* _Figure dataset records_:
######

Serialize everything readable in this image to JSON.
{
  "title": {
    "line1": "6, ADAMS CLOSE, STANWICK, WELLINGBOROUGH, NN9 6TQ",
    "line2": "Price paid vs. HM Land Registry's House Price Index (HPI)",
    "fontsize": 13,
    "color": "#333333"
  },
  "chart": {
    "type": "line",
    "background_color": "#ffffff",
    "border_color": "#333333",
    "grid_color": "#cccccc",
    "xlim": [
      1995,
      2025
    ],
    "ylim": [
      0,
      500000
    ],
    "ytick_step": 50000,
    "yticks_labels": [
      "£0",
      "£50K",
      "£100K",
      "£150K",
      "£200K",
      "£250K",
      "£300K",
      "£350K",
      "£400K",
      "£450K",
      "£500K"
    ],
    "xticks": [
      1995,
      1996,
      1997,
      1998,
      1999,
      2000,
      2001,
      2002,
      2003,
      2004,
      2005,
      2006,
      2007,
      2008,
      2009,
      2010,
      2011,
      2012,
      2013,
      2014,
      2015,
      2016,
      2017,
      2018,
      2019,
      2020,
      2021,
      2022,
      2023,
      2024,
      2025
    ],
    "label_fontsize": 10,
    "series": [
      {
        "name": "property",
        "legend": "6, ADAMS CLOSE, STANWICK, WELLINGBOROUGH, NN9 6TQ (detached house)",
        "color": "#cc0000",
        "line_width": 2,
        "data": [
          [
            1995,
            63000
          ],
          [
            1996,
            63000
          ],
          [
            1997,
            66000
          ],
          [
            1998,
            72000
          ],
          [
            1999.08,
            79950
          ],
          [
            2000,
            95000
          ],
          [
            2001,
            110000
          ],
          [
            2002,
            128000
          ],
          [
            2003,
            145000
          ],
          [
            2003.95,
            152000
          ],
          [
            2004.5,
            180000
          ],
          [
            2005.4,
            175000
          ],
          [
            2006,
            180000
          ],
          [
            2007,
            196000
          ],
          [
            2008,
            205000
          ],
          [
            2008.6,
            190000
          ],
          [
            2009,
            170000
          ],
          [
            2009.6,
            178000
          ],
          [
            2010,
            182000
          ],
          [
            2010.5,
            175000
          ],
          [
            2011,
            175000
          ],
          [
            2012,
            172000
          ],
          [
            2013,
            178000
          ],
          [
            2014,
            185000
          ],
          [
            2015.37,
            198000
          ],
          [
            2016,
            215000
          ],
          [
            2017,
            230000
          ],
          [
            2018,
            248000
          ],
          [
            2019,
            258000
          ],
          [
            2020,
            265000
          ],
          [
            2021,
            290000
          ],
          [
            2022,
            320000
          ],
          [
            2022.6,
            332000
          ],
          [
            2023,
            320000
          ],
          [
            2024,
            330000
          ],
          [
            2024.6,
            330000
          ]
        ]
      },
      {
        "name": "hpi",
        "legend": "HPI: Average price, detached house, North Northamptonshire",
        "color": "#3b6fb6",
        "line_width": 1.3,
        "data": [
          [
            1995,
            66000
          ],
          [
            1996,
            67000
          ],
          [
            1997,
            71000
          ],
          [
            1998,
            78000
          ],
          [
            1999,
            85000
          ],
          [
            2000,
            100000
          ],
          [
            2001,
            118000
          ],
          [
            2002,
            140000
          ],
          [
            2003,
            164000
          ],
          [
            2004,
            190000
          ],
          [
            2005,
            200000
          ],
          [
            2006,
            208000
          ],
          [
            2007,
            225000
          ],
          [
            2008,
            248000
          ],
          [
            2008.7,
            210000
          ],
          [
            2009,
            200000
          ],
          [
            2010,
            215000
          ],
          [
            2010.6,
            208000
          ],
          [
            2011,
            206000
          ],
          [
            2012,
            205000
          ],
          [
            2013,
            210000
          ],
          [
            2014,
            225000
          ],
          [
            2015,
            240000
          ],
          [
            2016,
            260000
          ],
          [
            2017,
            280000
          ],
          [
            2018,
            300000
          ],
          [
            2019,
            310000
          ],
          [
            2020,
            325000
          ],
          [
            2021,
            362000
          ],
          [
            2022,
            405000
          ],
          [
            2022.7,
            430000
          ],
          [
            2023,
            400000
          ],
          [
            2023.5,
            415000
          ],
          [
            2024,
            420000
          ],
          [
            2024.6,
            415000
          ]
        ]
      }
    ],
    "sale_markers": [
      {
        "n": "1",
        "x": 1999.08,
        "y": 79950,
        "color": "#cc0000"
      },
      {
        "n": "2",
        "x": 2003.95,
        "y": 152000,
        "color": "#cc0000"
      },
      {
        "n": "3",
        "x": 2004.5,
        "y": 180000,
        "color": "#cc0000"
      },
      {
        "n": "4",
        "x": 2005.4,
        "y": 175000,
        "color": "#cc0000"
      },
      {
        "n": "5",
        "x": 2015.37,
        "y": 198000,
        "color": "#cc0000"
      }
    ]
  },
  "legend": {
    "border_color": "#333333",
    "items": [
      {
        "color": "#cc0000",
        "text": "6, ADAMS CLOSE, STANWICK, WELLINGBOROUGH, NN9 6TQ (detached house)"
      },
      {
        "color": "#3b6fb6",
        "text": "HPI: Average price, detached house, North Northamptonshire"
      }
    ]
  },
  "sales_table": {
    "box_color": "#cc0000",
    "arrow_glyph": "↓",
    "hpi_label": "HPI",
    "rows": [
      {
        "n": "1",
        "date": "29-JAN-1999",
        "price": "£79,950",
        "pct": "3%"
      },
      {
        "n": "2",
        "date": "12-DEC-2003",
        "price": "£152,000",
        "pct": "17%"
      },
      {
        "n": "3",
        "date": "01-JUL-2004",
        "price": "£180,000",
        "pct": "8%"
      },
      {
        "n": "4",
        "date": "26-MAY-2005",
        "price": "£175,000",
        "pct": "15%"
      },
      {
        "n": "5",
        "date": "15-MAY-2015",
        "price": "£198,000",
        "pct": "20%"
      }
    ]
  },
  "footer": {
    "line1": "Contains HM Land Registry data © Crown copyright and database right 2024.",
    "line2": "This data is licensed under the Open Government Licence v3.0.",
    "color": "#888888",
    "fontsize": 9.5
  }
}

######

* _Set task_: Give the complete listing a second time, exactly as it reads.

* _Final answer_:
Serialize everything readable in this image to JSON.
{
  "title": {
    "line1": "6, ADAMS CLOSE, STANWICK, WELLINGBOROUGH, NN9 6TQ",
    "line2": "Price paid vs. HM Land Registry's House Price Index (HPI)",
    "fontsize": 13,
    "color": "#333333"
  },
  "chart": {
    "type": "line",
    "background_color": "#ffffff",
    "border_color": "#333333",
    "grid_color": "#cccccc",
    "xlim": [
      1995,
      2025
    ],
    "ylim": [
      0,
      500000
    ],
    "ytick_step": 50000,
    "yticks_labels": [
      "£0",
      "£50K",
      "£100K",
      "£150K",
      "£200K",
      "£250K",
      "£300K",
      "£350K",
      "£400K",
      "£450K",
      "£500K"
    ],
    "xticks": [
      1995,
      1996,
      1997,
      1998,
      1999,
      2000,
      2001,
      2002,
      2003,
      2004,
      2005,
      2006,
      2007,
      2008,
      2009,
      2010,
      2011,
      2012,
      2013,
      2014,
      2015,
      2016,
      2017,
      2018,
      2019,
      2020,
      2021,
      2022,
      2023,
      2024,
      2025
    ],
    "label_fontsize": 10,
    "series": [
      {
        "name": "property",
        "legend": "6, ADAMS CLOSE, STANWICK, WELLINGBOROUGH, NN9 6TQ (detached house)",
        "color": "#cc0000",
        "line_width": 2,
        "data": [
          [
            1995,
            63000
          ],
          [
            1996,
            63000
          ],
          [
            1997,
            66000
          ],
          [
            1998,
            72000
          ],
          [
            1999.08,
            79950
          ],
          [
            2000,
            95000
          ],
          [
            2001,
            110000
          ],
          [
            2002,
            128000
          ],
          [
            2003,
            145000
          ],
          [
            2003.95,
            152000
          ],
          [
            2004.5,
            180000
          ],
          [
            2005.4,
            175000
          ],
          [
            2006,
            180000
          ],
          [
            2007,
            196000
          ],
          [
            2008,
            205000
          ],
          [
            2008.6,
            190000
          ],
          [
            2009,
            170000
          ],
          [
            2009.6,
            178000
          ],
          [
            2010,
            182000
          ],
          [
            2010.5,
            175000
          ],
          [
            2011,
            175000
          ],
          [
            2012,
            172000
          ],
          [
            2013,
            178000
          ],
          [
            2014,
            185000
          ],
          [
            2015.37,
            198000
          ],
          [
            2016,
            215000
          ],
          [
            2017,
            230000
          ],
          [
            2018,
            248000
          ],
          [
            2019,
            258000
          ],
          [
            2020,
            265000
          ],
          [
            2021,
            290000
          ],
          [
            2022,
            320000
          ],
          [
            2022.6,
            332000
          ],
          [
            2023,
            320000
          ],
          [
            2024,
            330000
          ],
          [
            2024.6,
            330000
          ]
        ]
      },
      {
        "name": "hpi",
        "legend": "HPI: Average price, detached house, North Northamptonshire",
        "color": "#3b6fb6",
        "line_width": 1.3,
        "data": [
          [
            1995,
            66000
          ],
          [
            1996,
            67000
          ],
          [
            1997,
            71000
          ],
          [
            1998,
            78000
          ],
          [
            1999,
            85000
          ],
          [
            2000,
            100000
          ],
          [
            2001,
            118000
          ],
          [
            2002,
            140000
          ],
          [
            2003,
            164000
          ],
          [
            2004,
            190000
          ],
          [
            2005,
            200000
          ],
          [
            2006,
            208000
          ],
          [
            2007,
            225000
          ],
          [
            2008,
            248000
          ],
          [
            2008.7,
            210000
          ],
          [
            2009,
            200000
          ],
          [
            2010,
            215000
          ],
          [
            2010.6,
            208000
          ],
          [
            2011,
            206000
          ],
          [
            2012,
            205000
          ],
          [
            2013,
            210000
          ],
          [
            2014,
            225000
          ],
          [
            2015,
            240000
          ],
          [
            2016,
            260000
          ],
          [
            2017,
            280000
          ],
          [
            2018,
            300000
          ],
          [
            2019,
            310000
          ],
          [
            2020,
            325000
          ],
          [
            2021,
            362000
          ],
          [
            2022,
            405000
          ],
          [
            2022.7,
            430000
          ],
          [
            2023,
            400000
          ],
          [
            2023.5,
            415000
          ],
          [
            2024,
            420000
          ],
          [
            2024.6,
            415000
          ]
        ]
      }
    ],
    "sale_markers": [
      {
        "n": "1",
        "x": 1999.08,
        "y": 79950,
        "color": "#cc0000"
      },
      {
        "n": "2",
        "x": 2003.95,
        "y": 152000,
        "color": "#cc0000"
      },
      {
        "n": "3",
        "x": 2004.5,
        "y": 180000,
        "color": "#cc0000"
      },
      {
        "n": "4",
        "x": 2005.4,
        "y": 175000,
        "color": "#cc0000"
      },
      {
        "n": "5",
        "x": 2015.37,
        "y": 198000,
        "color": "#cc0000"
      }
    ]
  },
  "legend": {
    "border_color": "#333333",
    "items": [
      {
        "color": "#cc0000",
        "text": "6, ADAMS CLOSE, STANWICK, WELLINGBOROUGH, NN9 6TQ (detached house)"
      },
      {
        "color": "#3b6fb6",
        "text": "HPI: Average price, detached house, North Northamptonshire"
      }
    ]
  },
  "sales_table": {
    "box_color": "#cc0000",
    "arrow_glyph": "↓",
    "hpi_label": "HPI",
    "rows": [
      {
        "n": "1",
        "date": "29-JAN-1999",
        "price": "£79,950",
        "pct": "3%"
      },
      {
        "n": "2",
        "date": "12-DEC-2003",
        "price": "£152,000",
        "pct": "17%"
      },
      {
        "n": "3",
        "date": "01-JUL-2004",
        "price": "£180,000",
        "pct": "8%"
      },
      {
        "n": "4",
        "date": "26-MAY-2005",
        "price": "£175,000",
        "pct": "15%"
      },
      {
        "n": "5",
        "date": "15-MAY-2015",
        "price": "£198,000",
        "pct": "20%"
      }
    ]
  },
  "footer": {
    "line1": "Contains HM Land Registry data © Crown copyright and database right 2024.",
    "line2": "This data is licensed under the Open Government Licence v3.0.",
    "color": "#888888",
    "fontsize": 9.5
  }
}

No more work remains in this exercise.